Records for the exercise |
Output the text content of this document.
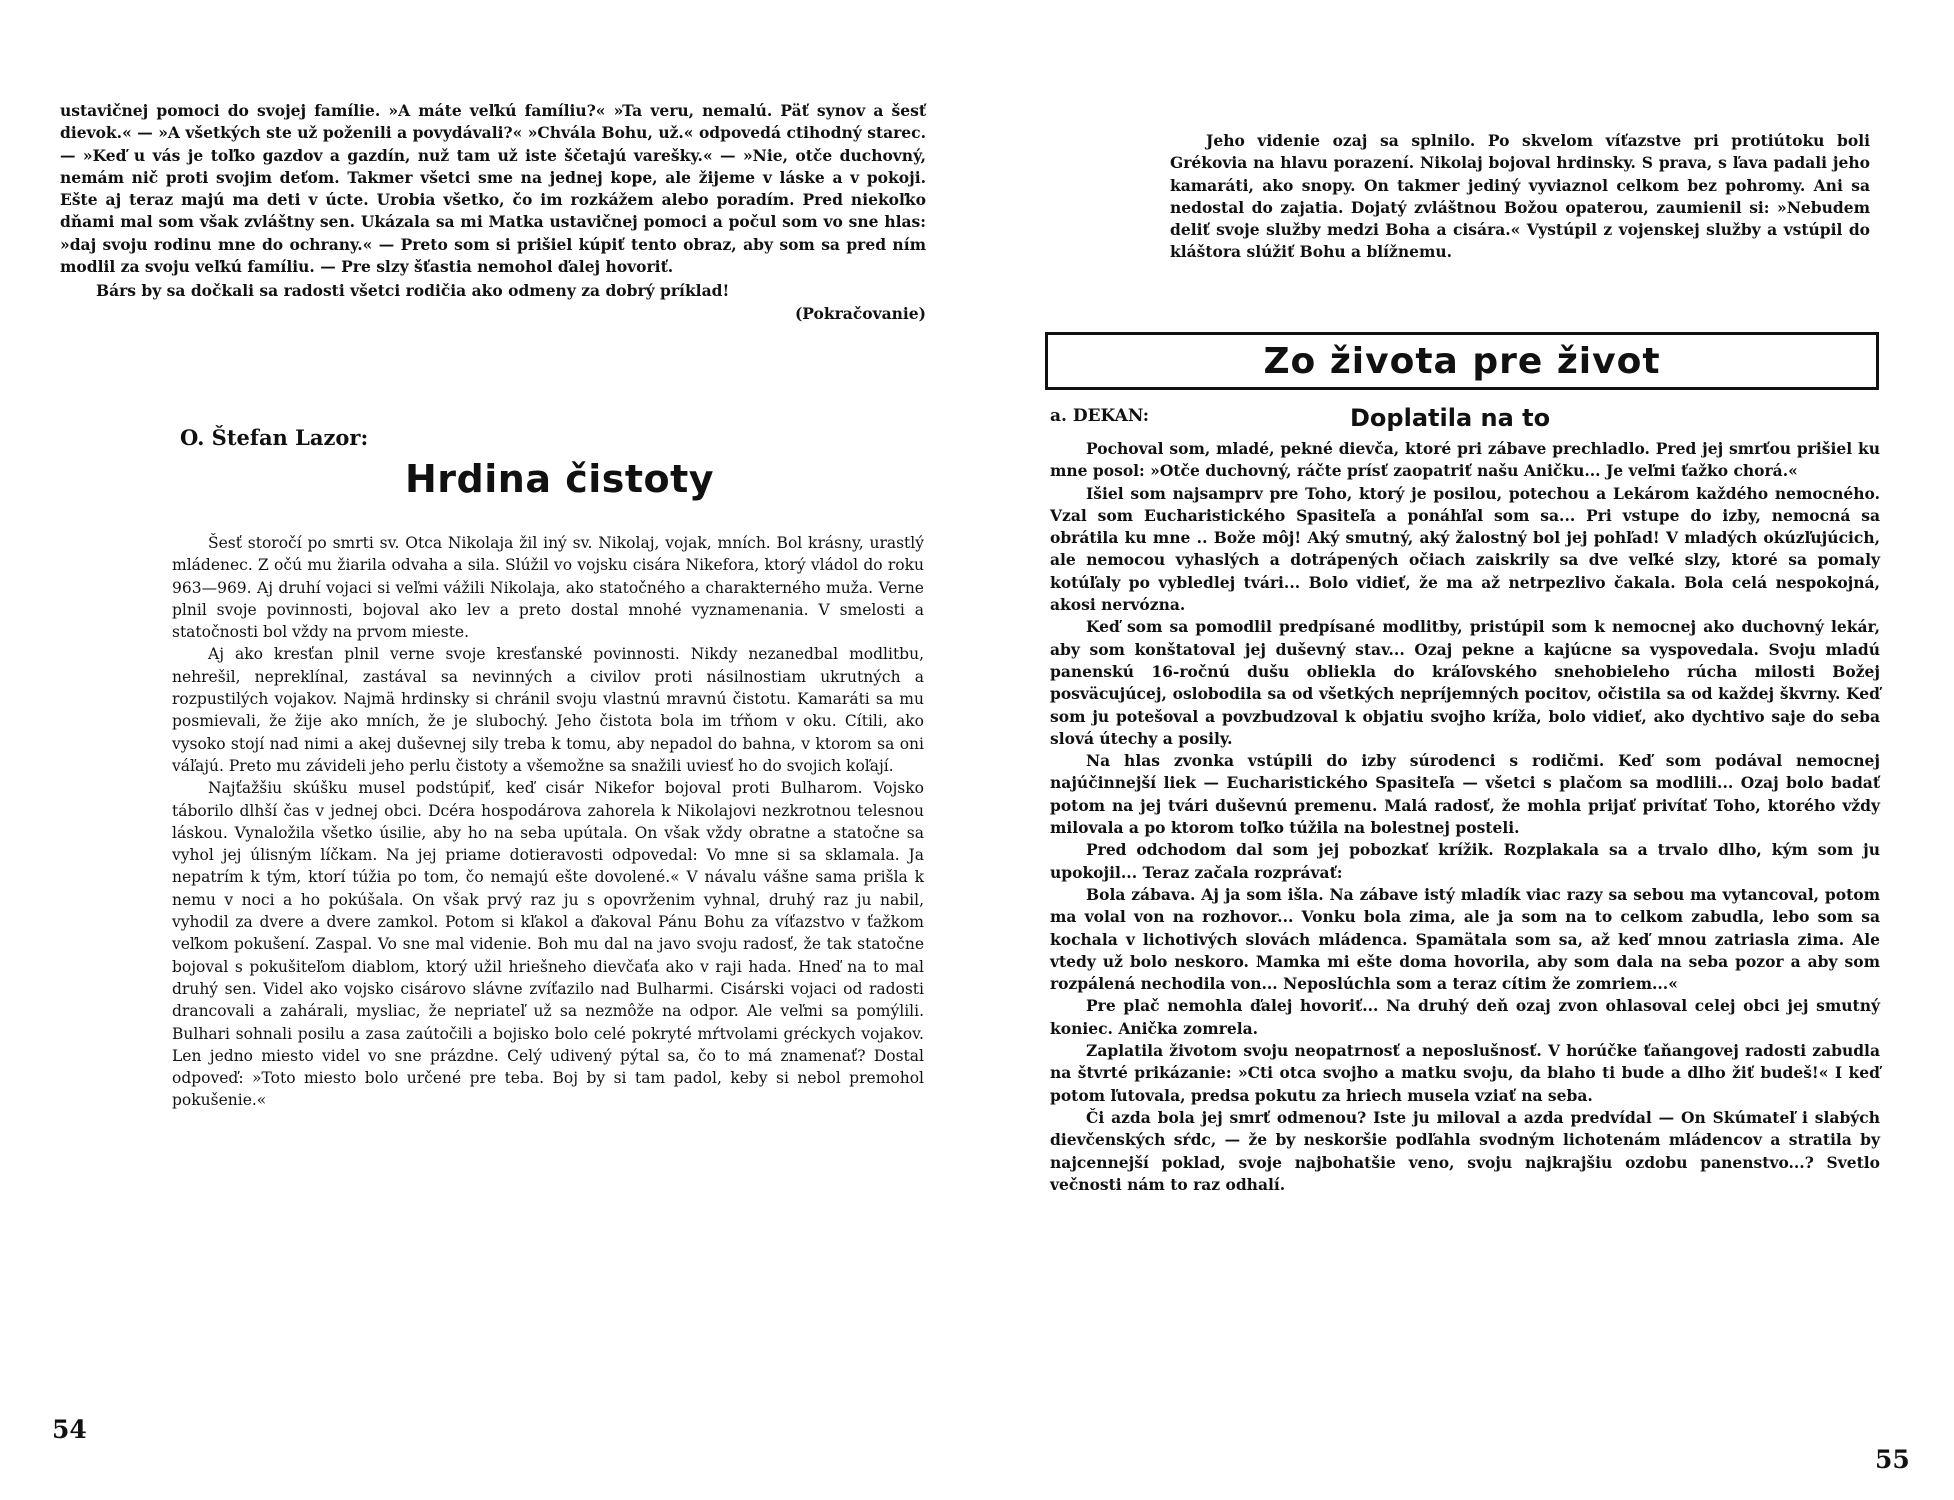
ustavičnej pomoci do svojej famílie. »A máte veľkú famíliu?« »Ta veru, nemalú. Päť synov a šesť dievok.« — »A všetkých ste už poženili a povydávali?« »Chvála Bohu, už.« odpovedá ctihodný starec. — »Keď u vás je toľko gazdov a gazdín, nuž tam už iste ščetajú varešky.« — »Nie, otče duchovný, nemám nič proti svojim deťom. Takmer všetci sme na jednej kope, ale žijeme v láske a v pokoji. Ešte aj teraz majú ma deti v úcte. Urobia všetko, čo im rozkážem alebo poradím. Pred niekoľko dňami mal som však zvláštny sen. Ukázala sa mi Matka ustavičnej pomoci a počul som vo sne hlas: »daj svoju rodinu mne do ochrany.« — Preto som si prišiel kúpiť tento obraz, aby som sa pred ním modlil za svoju veľkú famíliu. — Pre slzy šťastia nemohol ďalej hovoriť.

Bárs by sa dočkali sa radosti všetci rodičia ako odmeny za dobrý príklad!

(Pokračovanie)

O. Štefan Lazor:
Hrdina čistoty

Šesť storočí po smrti sv. Otca Nikolaja žil iný sv. Nikolaj, vojak, mních. Bol krásny, urastlý mládenec. Z očú mu žiarila odvaha a sila. Slúžil vo vojsku cisára Nikefora, ktorý vládol do roku 963—969. Aj druhí vojaci si veľmi vážili Nikolaja, ako statočného a charakterného muža. Verne plnil svoje povinnosti, bojoval ako lev a preto dostal mnohé vyznamenania. V smelosti a statočnosti bol vždy na prvom mieste.

Aj ako kresťan plnil verne svoje kresťanské povinnosti. Nikdy nezanedbal modlitbu, nehrešil, nepreklínal, zastával sa nevinných a civilov proti násilnostiam ukrutných a rozpustilých vojakov. Najmä hrdinsky si chránil svoju vlastnú mravnú čistotu. Kamaráti sa mu posmievali, že žije ako mních, že je slubochý. Jeho čistota bola im tŕňom v oku. Cítili, ako vysoko stojí nad nimi a akej duševnej sily treba k tomu, aby nepadol do bahna, v ktorom sa oni váľajú. Preto mu závideli jeho perlu čistoty a všemožne sa snažili uviesť ho do svojich koľají.

Najťažšiu skúšku musel podstúpiť, keď cisár Nikefor bojoval proti Bulharom. Vojsko táborilo dlhší čas v jednej obci. Dcéra hospodárova zahorela k Nikolajovi nezkrotnou telesnou láskou. Vynaložila všetko úsilie, aby ho na seba upútala. On však vždy obratne a statočne sa vyhol jej úlisným líčkam. Na jej priame dotieravosti odpovedal: Vo mne si sa sklamala. Ja nepatrím k tým, ktorí túžia po tom, čo nemajú ešte dovolené.« V návalu vášne sama prišla k nemu v noci a ho pokúšala. On však prvý raz ju s opovrženim vyhnal, druhý raz ju nabil, vyhodil za dvere a dvere zamkol. Potom si kľakol a ďakoval Pánu Bohu za víťazstvo v ťažkom veľkom pokušení. Zaspal. Vo sne mal videnie. Boh mu dal na javo svoju radosť, že tak statočne bojoval s pokušiteľom diablom, ktorý užil hriešneho dievčaťa ako v raji hada. Hneď na to mal druhý sen. Videl ako vojsko cisárovo slávne zvíťazilo nad Bulharmi. Cisárski vojaci od radosti drancovali a zahárali, mysliac, že nepriateľ už sa nezmôže na odpor. Ale veľmi sa pomýlili. Bulhari sohnali posilu a zasa zaútočili a bojisko bolo celé pokryté mŕtvolami gréckych vojakov. Len jedno miesto videl vo sne prázdne. Celý udivený pýtal sa, čo to má znamenať? Dostal odpoveď: »Toto miesto bolo určené pre teba. Boj by si tam padol, keby si nebol premohol pokušenie.«

54

Jeho videnie ozaj sa splnilo. Po skvelom víťazstve pri protiútoku boli Grékovia na hlavu porazení. Nikolaj bojoval hrdinsky. S prava, s ľava padali jeho kamaráti, ako snopy. On takmer jediný vyviaznol celkom bez pohromy. Ani sa nedostal do zajatia. Dojatý zvláštnou Božou opaterou, zaumienil si: »Nebudem deliť svoje služby medzi Boha a cisára.« Vystúpil z vojenskej služby a vstúpil do kláštora slúžiť Bohu a blížnemu.

Zo života pre život
a. DEKAN:	Doplatila na to

Pochoval som, mladé, pekné dievča, ktoré pri zábave prechladlo. Pred jej smrťou prišiel ku mne posol: »Otče duchovný, ráčte prísť zaopatriť našu Aničku... Je veľmi ťažko chorá.«

Išiel som najsamprv pre Toho, ktorý je posilou, potechou a Lekárom každého nemocného. Vzal som Eucharistického Spasiteľa a ponáhľal som sa... Pri vstupe do izby, nemocná sa obrátila ku mne .. Bože môj! Aký smutný, aký žalostný bol jej pohľad! V mladých okúzľujúcich, ale nemocou vyhaslých a dotrápených očiach zaiskrily sa dve veľké slzy, ktoré sa pomaly kotúľaly po vybledlej tvári... Bolo vidieť, že ma až netrpezlivo čakala. Bola celá nespokojná, akosi nervózna.

Keď som sa pomodlil predpísané modlitby, pristúpil som k nemocnej ako duchovný lekár, aby som konštatoval jej duševný stav... Ozaj pekne a kajúcne sa vyspovedala. Svoju mladú panenskú 16-ročnú dušu obliekla do kráľovského snehobieleho rúcha milosti Božej posväcujúcej, oslobodila sa od všetkých nepríjemných pocitov, očistila sa od každej škvrny. Keď som ju potešoval a povzbudzoval k objatiu svojho kríža, bolo vidieť, ako dychtivo saje do seba slová útechy a posily.

Na hlas zvonka vstúpili do izby súrodenci s rodičmi. Keď som podával nemocnej najúčinnejší liek — Eucharistického Spasiteľa — všetci s plačom sa modlili... Ozaj bolo badať potom na jej tvári duševnú premenu. Malá radosť, že mohla prijať privítať Toho, ktorého vždy milovala a po ktorom toľko túžila na bolestnej posteli.

Pred odchodom dal som jej pobozkať krížik. Rozplakala sa a trvalo dlho, kým som ju upokojil... Teraz začala rozprávať:

Bola zábava. Aj ja som išla. Na zábave istý mladík viac razy sa sebou ma vytancoval, potom ma volal von na rozhovor... Vonku bola zima, ale ja som na to celkom zabudla, lebo som sa kochala v lichotivých slovách mládenca. Spamätala som sa, až keď mnou zatriasla zima. Ale vtedy už bolo neskoro. Mamka mi ešte doma hovorila, aby som dala na seba pozor a aby som rozpálená nechodila von... Neposlúchla som a teraz cítim že zomriem...«

Pre plač nemohla ďalej hovoriť... Na druhý deň ozaj zvon ohlasoval celej obci jej smutný koniec. Anička zomrela.

Zaplatila životom svoju neopatrnosť a neposlušnosť. V horúčke ťaňangovej radosti zabudla na štvrté prikázanie: »Cti otca svojho a matku svoju, da blaho ti bude a dlho žiť budeš!« I keď potom ľutovala, predsa pokutu za hriech musela vziať na seba.

Či azda bola jej smrť odmenou? Iste ju miloval a azda predvídal — On Skúmateľ i slabých dievčenských sŕdc, — že by neskoršie podľahla svodným lichotenám mládencov a stratila by najcennejší poklad, svoje najbohatšie veno, svoju najkrajšiu ozdobu panenstvo...? Svetlo večnosti nám to raz odhalí.

55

Exercise aim | Transcribe the whole listing, character for character, but not its images.

Exercise answer |
Output the text content of this document.
ustavičnej pomoci do svojej famílie. »A máte veľkú famíliu?« »Ta veru, nemalú. Päť synov a šesť dievok.« — »A všetkých ste už poženili a povydávali?« »Chvála Bohu, už.« odpovedá ctihodný starec. — »Keď u vás je toľko gazdov a gazdín, nuž tam už iste ščetajú varešky.« — »Nie, otče duchovný, nemám nič proti svojim deťom. Takmer všetci sme na jednej kope, ale žijeme v láske a v pokoji. Ešte aj teraz majú ma deti v úcte. Urobia všetko, čo im rozkážem alebo poradím. Pred niekoľko dňami mal som však zvláštny sen. Ukázala sa mi Matka ustavičnej pomoci a počul som vo sne hlas: »daj svoju rodinu mne do ochrany.« — Preto som si prišiel kúpiť tento obraz, aby som sa pred ním modlil za svoju veľkú famíliu. — Pre slzy šťastia nemohol ďalej hovoriť.

Bárs by sa dočkali sa radosti všetci rodičia ako odmeny za dobrý príklad!

(Pokračovanie)

O. Štefan Lazor:
Hrdina čistoty

Šesť storočí po smrti sv. Otca Nikolaja žil iný sv. Nikolaj, vojak, mních. Bol krásny, urastlý mládenec. Z očú mu žiarila odvaha a sila. Slúžil vo vojsku cisára Nikefora, ktorý vládol do roku 963—969. Aj druhí vojaci si veľmi vážili Nikolaja, ako statočného a charakterného muža. Verne plnil svoje povinnosti, bojoval ako lev a preto dostal mnohé vyznamenania. V smelosti a statočnosti bol vždy na prvom mieste.

Aj ako kresťan plnil verne svoje kresťanské povinnosti. Nikdy nezanedbal modlitbu, nehrešil, nepreklínal, zastával sa nevinných a civilov proti násilnostiam ukrutných a rozpustilých vojakov. Najmä hrdinsky si chránil svoju vlastnú mravnú čistotu. Kamaráti sa mu posmievali, že žije ako mních, že je slubochý. Jeho čistota bola im tŕňom v oku. Cítili, ako vysoko stojí nad nimi a akej duševnej sily treba k tomu, aby nepadol do bahna, v ktorom sa oni váľajú. Preto mu závideli jeho perlu čistoty a všemožne sa snažili uviesť ho do svojich koľají.

Najťažšiu skúšku musel podstúpiť, keď cisár Nikefor bojoval proti Bulharom. Vojsko táborilo dlhší čas v jednej obci. Dcéra hospodárova zahorela k Nikolajovi nezkrotnou telesnou láskou. Vynaložila všetko úsilie, aby ho na seba upútala. On však vždy obratne a statočne sa vyhol jej úlisným líčkam. Na jej priame dotieravosti odpovedal: Vo mne si sa sklamala. Ja nepatrím k tým, ktorí túžia po tom, čo nemajú ešte dovolené.« V návalu vášne sama prišla k nemu v noci a ho pokúšala. On však prvý raz ju s opovrženim vyhnal, druhý raz ju nabil, vyhodil za dvere a dvere zamkol. Potom si kľakol a ďakoval Pánu Bohu za víťazstvo v ťažkom veľkom pokušení. Zaspal. Vo sne mal videnie. Boh mu dal na javo svoju radosť, že tak statočne bojoval s pokušiteľom diablom, ktorý užil hriešneho dievčaťa ako v raji hada. Hneď na to mal druhý sen. Videl ako vojsko cisárovo slávne zvíťazilo nad Bulharmi. Cisárski vojaci od radosti drancovali a zahárali, mysliac, že nepriateľ už sa nezmôže na odpor. Ale veľmi sa pomýlili. Bulhari sohnali posilu a zasa zaútočili a bojisko bolo celé pokryté mŕtvolami gréckych vojakov. Len jedno miesto videl vo sne prázdne. Celý udivený pýtal sa, čo to má znamenať? Dostal odpoveď: »Toto miesto bolo určené pre teba. Boj by si tam padol, keby si nebol premohol pokušenie.«

54

Jeho videnie ozaj sa splnilo. Po skvelom víťazstve pri protiútoku boli Grékovia na hlavu porazení. Nikolaj bojoval hrdinsky. S prava, s ľava padali jeho kamaráti, ako snopy. On takmer jediný vyviaznol celkom bez pohromy. Ani sa nedostal do zajatia. Dojatý zvláštnou Božou opaterou, zaumienil si: »Nebudem deliť svoje služby medzi Boha a cisára.« Vystúpil z vojenskej služby a vstúpil do kláštora slúžiť Bohu a blížnemu.

Zo života pre život
a. DEKAN:	Doplatila na to

Pochoval som, mladé, pekné dievča, ktoré pri zábave prechladlo. Pred jej smrťou prišiel ku mne posol: »Otče duchovný, ráčte prísť zaopatriť našu Aničku... Je veľmi ťažko chorá.«

Išiel som najsamprv pre Toho, ktorý je posilou, potechou a Lekárom každého nemocného. Vzal som Eucharistického Spasiteľa a ponáhľal som sa... Pri vstupe do izby, nemocná sa obrátila ku mne .. Bože môj! Aký smutný, aký žalostný bol jej pohľad! V mladých okúzľujúcich, ale nemocou vyhaslých a dotrápených očiach zaiskrily sa dve veľké slzy, ktoré sa pomaly kotúľaly po vybledlej tvári... Bolo vidieť, že ma až netrpezlivo čakala. Bola celá nespokojná, akosi nervózna.

Keď som sa pomodlil predpísané modlitby, pristúpil som k nemocnej ako duchovný lekár, aby som konštatoval jej duševný stav... Ozaj pekne a kajúcne sa vyspovedala. Svoju mladú panenskú 16-ročnú dušu obliekla do kráľovského snehobieleho rúcha milosti Božej posväcujúcej, oslobodila sa od všetkých nepríjemných pocitov, očistila sa od každej škvrny. Keď som ju potešoval a povzbudzoval k objatiu svojho kríža, bolo vidieť, ako dychtivo saje do seba slová útechy a posily.

Na hlas zvonka vstúpili do izby súrodenci s rodičmi. Keď som podával nemocnej najúčinnejší liek — Eucharistického Spasiteľa — všetci s plačom sa modlili... Ozaj bolo badať potom na jej tvári duševnú premenu. Malá radosť, že mohla prijať privítať Toho, ktorého vždy milovala a po ktorom toľko túžila na bolestnej posteli.

Pred odchodom dal som jej pobozkať krížik. Rozplakala sa a trvalo dlho, kým som ju upokojil... Teraz začala rozprávať:

Bola zábava. Aj ja som išla. Na zábave istý mladík viac razy sa sebou ma vytancoval, potom ma volal von na rozhovor... Vonku bola zima, ale ja som na to celkom zabudla, lebo som sa kochala v lichotivých slovách mládenca. Spamätala som sa, až keď mnou zatriasla zima. Ale vtedy už bolo neskoro. Mamka mi ešte doma hovorila, aby som dala na seba pozor a aby som rozpálená nechodila von... Neposlúchla som a teraz cítim že zomriem...«

Pre plač nemohla ďalej hovoriť... Na druhý deň ozaj zvon ohlasoval celej obci jej smutný koniec. Anička zomrela.

Zaplatila životom svoju neopatrnosť a neposlušnosť. V horúčke ťaňangovej radosti zabudla na štvrté prikázanie: »Cti otca svojho a matku svoju, da blaho ti bude a dlho žiť budeš!« I keď potom ľutovala, predsa pokutu za hriech musela vziať na seba.

Či azda bola jej smrť odmenou? Iste ju miloval a azda predvídal — On Skúmateľ i slabých dievčenských sŕdc, — že by neskoršie podľahla svodným lichotenám mládencov a stratila by najcennejší poklad, svoje najbohatšie veno, svoju najkrajšiu ozdobu panenstvo...? Svetlo večnosti nám to raz odhalí.

55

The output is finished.